» **What is expected**: Exactly reproduce each entry, leaving out nothing.

START Task inputs

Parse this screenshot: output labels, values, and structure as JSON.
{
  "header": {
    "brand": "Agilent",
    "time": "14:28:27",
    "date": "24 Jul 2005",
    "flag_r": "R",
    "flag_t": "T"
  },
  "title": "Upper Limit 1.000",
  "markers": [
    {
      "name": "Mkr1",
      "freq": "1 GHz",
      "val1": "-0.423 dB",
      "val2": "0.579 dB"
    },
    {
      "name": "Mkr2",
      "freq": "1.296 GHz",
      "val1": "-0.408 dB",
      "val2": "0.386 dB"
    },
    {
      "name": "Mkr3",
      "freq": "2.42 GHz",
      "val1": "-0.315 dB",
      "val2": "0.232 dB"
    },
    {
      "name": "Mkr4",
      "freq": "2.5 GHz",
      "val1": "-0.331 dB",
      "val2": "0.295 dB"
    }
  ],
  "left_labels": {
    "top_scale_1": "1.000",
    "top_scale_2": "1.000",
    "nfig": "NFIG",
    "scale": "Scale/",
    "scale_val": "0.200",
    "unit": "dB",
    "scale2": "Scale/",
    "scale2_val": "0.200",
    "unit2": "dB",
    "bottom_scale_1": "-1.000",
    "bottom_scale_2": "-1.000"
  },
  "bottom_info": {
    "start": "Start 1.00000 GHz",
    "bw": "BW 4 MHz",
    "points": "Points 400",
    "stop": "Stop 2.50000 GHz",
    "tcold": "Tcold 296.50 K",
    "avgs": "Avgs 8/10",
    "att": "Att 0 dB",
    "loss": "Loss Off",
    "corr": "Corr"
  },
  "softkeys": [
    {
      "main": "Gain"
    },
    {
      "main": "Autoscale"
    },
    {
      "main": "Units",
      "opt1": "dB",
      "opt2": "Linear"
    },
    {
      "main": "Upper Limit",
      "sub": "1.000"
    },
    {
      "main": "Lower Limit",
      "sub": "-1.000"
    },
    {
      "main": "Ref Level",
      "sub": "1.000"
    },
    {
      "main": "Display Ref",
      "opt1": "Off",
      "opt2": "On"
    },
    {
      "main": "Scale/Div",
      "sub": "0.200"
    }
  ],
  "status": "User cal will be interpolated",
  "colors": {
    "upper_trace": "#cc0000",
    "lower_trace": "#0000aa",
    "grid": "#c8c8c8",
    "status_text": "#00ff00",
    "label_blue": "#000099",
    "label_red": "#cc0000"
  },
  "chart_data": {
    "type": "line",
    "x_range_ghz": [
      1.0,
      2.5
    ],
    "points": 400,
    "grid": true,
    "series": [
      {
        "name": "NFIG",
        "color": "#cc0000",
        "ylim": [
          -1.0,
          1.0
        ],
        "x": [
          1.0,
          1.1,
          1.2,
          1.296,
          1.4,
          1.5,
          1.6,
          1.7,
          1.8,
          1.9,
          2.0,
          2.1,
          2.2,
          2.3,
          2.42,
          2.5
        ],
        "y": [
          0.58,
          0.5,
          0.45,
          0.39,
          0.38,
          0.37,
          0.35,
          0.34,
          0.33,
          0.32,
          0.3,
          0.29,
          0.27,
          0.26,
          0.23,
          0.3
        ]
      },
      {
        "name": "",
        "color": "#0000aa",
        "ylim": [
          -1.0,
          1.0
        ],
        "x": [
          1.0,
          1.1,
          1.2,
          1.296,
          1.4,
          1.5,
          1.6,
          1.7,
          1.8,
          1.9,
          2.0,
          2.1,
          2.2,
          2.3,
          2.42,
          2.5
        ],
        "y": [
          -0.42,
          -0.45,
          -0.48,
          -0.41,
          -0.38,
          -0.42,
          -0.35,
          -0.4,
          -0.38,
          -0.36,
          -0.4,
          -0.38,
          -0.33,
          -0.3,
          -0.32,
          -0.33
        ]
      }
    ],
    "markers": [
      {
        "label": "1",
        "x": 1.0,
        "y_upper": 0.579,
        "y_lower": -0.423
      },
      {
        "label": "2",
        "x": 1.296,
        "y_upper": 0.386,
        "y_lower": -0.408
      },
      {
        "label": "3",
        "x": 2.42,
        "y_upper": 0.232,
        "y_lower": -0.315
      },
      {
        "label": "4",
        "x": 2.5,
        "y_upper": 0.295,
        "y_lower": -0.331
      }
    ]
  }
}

END Task inputs

» **The completed task**:
Parse this screenshot: output labels, values, and structure as JSON.
{
  "header": {
    "brand": "Agilent",
    "time": "14:28:27",
    "date": "24 Jul 2005",
    "flag_r": "R",
    "flag_t": "T"
  },
  "title": "Upper Limit 1.000",
  "markers": [
    {
      "name": "Mkr1",
      "freq": "1 GHz",
      "val1": "-0.423 dB",
      "val2": "0.579 dB"
    },
    {
      "name": "Mkr2",
      "freq": "1.296 GHz",
      "val1": "-0.408 dB",
      "val2": "0.386 dB"
    },
    {
      "name": "Mkr3",
      "freq": "2.42 GHz",
      "val1": "-0.315 dB",
      "val2": "0.232 dB"
    },
    {
      "name": "Mkr4",
      "freq": "2.5 GHz",
      "val1": "-0.331 dB",
      "val2": "0.295 dB"
    }
  ],
  "left_labels": {
    "top_scale_1": "1.000",
    "top_scale_2": "1.000",
    "nfig": "NFIG",
    "scale": "Scale/",
    "scale_val": "0.200",
    "unit": "dB",
    "scale2": "Scale/",
    "scale2_val": "0.200",
    "unit2": "dB",
    "bottom_scale_1": "-1.000",
    "bottom_scale_2": "-1.000"
  },
  "bottom_info": {
    "start": "Start 1.00000 GHz",
    "bw": "BW 4 MHz",
    "points": "Points 400",
    "stop": "Stop 2.50000 GHz",
    "tcold": "Tcold 296.50 K",
    "avgs": "Avgs 8/10",
    "att": "Att 0 dB",
    "loss": "Loss Off",
    "corr": "Corr"
  },
  "softkeys": [
    {
      "main": "Gain"
    },
    {
      "main": "Autoscale"
    },
    {
      "main": "Units",
      "opt1": "dB",
      "opt2": "Linear"
    },
    {
      "main": "Upper Limit",
      "sub": "1.000"
    },
    {
      "main": "Lower Limit",
      "sub": "-1.000"
    },
    {
      "main": "Ref Level",
      "sub": "1.000"
    },
    {
      "main": "Display Ref",
      "opt1": "Off",
      "opt2": "On"
    },
    {
      "main": "Scale/Div",
      "sub": "0.200"
    }
  ],
  "status": "User cal will be interpolated",
  "colors": {
    "upper_trace": "#cc0000",
    "lower_trace": "#0000aa",
    "grid": "#c8c8c8",
    "status_text": "#00ff00",
    "label_blue": "#000099",
    "label_red": "#cc0000"
  },
  "chart_data": {
    "type": "line",
    "x_range_ghz": [
      1.0,
      2.5
    ],
    "points": 400,
    "grid": true,
    "series": [
      {
        "name": "NFIG",
        "color": "#cc0000",
        "ylim": [
          -1.0,
          1.0
        ],
        "x": [
          1.0,
          1.1,
          1.2,
          1.296,
          1.4,
          1.5,
          1.6,
          1.7,
          1.8,
          1.9,
          2.0,
          2.1,
          2.2,
          2.3,
          2.42,
          2.5
        ],
        "y": [
          0.58,
          0.5,
          0.45,
          0.39,
          0.38,
          0.37,
          0.35,
          0.34,
          0.33,
          0.32,
          0.3,
          0.29,
          0.27,
          0.26,
          0.23,
          0.3
        ]
      },
      {
        "name": "",
        "color": "#0000aa",
        "ylim": [
          -1.0,
          1.0
        ],
        "x": [
          1.0,
          1.1,
          1.2,
          1.296,
          1.4,
          1.5,
          1.6,
          1.7,
          1.8,
          1.9,
          2.0,
          2.1,
          2.2,
          2.3,
          2.42,
          2.5
        ],
        "y": [
          -0.42,
          -0.45,
          -0.48,
          -0.41,
          -0.38,
          -0.42,
          -0.35,
          -0.4,
          -0.38,
          -0.36,
          -0.4,
          -0.38,
          -0.33,
          -0.3,
          -0.32,
          -0.33
        ]
      }
    ],
    "markers": [
      {
        "label": "1",
        "x": 1.0,
        "y_upper": 0.579,
        "y_lower": -0.423
      },
      {
        "label": "2",
        "x": 1.296,
        "y_upper": 0.386,
        "y_lower": -0.408
      },
      {
        "label": "3",
        "x": 2.42,
        "y_upper": 0.232,
        "y_lower": -0.315
      },
      {
        "label": "4",
        "x": 2.5,
        "y_upper": 0.295,
        "y_lower": -0.331
      }
    ]
  }
}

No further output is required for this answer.